## Exercise details
From the entries that follow, extract each line holding the string "avril".

## Data provided
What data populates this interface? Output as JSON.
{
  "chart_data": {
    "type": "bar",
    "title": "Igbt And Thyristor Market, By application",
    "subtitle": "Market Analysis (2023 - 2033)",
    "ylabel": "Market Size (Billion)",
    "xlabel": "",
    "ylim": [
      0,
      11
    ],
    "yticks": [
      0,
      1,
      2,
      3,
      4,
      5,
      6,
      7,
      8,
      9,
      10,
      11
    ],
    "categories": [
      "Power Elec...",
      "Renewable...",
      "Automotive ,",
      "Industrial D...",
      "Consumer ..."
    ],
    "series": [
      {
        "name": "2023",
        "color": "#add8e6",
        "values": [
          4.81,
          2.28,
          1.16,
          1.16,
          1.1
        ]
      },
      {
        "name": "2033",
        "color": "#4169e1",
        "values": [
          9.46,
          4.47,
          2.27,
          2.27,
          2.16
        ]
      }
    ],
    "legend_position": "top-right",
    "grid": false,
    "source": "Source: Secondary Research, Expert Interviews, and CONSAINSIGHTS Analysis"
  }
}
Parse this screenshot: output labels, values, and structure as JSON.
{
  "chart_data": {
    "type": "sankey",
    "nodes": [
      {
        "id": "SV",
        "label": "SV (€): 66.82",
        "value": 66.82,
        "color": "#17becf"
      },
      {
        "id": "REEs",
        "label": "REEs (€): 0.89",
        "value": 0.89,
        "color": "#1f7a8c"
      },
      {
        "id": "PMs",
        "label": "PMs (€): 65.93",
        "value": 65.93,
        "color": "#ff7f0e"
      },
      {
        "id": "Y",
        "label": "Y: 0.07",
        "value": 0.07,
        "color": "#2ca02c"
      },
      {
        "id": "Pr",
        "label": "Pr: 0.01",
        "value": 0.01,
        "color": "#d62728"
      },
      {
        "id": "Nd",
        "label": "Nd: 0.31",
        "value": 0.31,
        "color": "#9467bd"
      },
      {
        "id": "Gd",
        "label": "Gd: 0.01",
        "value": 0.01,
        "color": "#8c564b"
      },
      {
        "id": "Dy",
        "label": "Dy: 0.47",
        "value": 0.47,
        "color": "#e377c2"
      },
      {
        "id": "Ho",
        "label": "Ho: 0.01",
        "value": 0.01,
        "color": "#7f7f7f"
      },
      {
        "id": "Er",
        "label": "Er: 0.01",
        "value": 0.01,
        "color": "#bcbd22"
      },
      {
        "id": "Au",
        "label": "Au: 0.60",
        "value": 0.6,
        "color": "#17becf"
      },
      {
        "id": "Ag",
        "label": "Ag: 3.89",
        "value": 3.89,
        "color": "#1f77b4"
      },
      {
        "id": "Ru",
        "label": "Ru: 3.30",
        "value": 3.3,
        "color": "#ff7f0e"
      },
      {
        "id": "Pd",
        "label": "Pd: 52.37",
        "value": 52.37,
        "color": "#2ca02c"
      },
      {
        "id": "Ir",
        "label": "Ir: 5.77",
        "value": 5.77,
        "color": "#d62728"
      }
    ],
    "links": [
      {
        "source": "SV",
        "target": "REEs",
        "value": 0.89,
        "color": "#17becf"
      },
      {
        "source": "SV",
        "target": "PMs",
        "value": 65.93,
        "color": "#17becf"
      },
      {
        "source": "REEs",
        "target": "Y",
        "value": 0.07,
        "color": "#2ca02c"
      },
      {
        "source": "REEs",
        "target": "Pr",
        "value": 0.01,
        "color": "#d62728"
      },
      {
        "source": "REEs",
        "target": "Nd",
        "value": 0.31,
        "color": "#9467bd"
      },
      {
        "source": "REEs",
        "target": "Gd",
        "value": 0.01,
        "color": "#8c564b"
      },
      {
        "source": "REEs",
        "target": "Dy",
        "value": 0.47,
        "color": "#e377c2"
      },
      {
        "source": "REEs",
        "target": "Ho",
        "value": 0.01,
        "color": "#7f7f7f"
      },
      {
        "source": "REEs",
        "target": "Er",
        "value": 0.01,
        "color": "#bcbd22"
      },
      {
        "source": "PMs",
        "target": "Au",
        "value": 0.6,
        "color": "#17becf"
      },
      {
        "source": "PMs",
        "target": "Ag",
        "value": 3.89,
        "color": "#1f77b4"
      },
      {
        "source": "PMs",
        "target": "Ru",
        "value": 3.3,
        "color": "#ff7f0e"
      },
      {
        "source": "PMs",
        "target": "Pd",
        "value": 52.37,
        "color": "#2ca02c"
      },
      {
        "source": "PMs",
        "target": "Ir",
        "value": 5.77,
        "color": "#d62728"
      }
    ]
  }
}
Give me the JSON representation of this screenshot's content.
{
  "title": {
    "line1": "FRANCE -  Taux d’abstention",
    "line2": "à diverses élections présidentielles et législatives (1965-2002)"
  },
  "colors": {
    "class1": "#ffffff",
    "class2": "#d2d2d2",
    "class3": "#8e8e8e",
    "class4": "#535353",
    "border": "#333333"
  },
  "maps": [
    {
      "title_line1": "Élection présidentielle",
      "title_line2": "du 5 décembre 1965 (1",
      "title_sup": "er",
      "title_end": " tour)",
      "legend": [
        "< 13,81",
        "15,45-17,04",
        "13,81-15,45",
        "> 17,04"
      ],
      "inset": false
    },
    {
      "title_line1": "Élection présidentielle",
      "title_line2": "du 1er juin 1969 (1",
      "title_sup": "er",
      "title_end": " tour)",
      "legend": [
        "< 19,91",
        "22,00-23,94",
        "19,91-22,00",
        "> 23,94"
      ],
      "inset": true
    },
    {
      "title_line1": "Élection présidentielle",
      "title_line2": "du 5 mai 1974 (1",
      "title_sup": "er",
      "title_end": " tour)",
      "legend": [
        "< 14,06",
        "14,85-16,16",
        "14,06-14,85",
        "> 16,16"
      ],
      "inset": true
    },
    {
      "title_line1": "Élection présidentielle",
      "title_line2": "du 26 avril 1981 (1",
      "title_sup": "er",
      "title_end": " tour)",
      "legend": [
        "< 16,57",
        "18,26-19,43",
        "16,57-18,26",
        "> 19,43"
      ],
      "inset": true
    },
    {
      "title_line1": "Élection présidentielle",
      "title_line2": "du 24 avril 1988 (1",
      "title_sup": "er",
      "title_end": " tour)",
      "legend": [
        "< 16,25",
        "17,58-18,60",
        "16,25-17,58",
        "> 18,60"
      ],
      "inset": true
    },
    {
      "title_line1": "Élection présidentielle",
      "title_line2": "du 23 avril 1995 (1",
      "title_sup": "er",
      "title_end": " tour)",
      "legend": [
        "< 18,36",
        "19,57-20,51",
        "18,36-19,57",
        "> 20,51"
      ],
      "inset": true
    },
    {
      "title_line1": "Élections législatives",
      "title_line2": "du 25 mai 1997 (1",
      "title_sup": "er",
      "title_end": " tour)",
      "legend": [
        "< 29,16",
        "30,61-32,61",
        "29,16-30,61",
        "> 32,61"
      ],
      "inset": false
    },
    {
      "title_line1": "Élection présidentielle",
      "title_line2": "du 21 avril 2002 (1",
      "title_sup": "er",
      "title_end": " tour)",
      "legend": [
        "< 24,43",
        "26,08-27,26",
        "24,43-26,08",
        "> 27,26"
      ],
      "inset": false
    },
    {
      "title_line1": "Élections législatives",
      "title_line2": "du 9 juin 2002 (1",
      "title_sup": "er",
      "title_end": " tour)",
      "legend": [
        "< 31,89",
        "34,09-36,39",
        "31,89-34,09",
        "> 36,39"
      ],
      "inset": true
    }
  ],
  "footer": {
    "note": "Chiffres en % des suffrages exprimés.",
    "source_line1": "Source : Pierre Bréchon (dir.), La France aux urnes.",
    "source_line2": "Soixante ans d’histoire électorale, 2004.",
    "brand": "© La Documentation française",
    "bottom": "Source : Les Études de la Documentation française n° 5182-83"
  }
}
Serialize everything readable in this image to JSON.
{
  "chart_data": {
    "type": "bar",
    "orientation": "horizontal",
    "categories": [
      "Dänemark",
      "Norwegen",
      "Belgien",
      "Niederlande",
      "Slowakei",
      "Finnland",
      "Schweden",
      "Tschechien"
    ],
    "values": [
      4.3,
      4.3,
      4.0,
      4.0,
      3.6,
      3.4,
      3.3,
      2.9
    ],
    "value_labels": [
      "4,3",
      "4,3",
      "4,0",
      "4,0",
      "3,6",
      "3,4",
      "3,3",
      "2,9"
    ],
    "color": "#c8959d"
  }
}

## Response to the task
      "title_line2": "du 26 avril 1981 (1",
      "title_line2": "du 24 avril 1988 (1",
      "title_line2": "du 23 avril 1995 (1",
      "title_line2": "du 21 avril 2002 (1",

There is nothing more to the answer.